DATA ROWS:
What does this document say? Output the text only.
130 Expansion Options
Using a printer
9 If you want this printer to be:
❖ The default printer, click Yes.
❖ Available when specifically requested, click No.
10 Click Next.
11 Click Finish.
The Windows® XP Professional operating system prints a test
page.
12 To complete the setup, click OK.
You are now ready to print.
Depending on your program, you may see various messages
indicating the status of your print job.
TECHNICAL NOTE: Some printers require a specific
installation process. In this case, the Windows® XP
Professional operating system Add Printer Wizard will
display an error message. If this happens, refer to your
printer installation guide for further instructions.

AIM OF THE TASK: Copy all of the data. Keep every word exactly as it is.

RESPONSE:
What does this document say? Output the text only.
130 Expansion Options
Using a printer
9 If you want this printer to be:
❖ The default printer, click Yes.
❖ Available when specifically requested, click No.
10 Click Next.
11 Click Finish.
The Windows® XP Professional operating system prints a test
page.
12 To complete the setup, click OK.
You are now ready to print.
Depending on your program, you may see various messages
indicating the status of your print job.
TECHNICAL NOTE: Some printers require a specific
installation process. In this case, the Windows® XP
Professional operating system Add Printer Wizard will
display an error message. If this happens, refer to your
printer installation guide for further instructions.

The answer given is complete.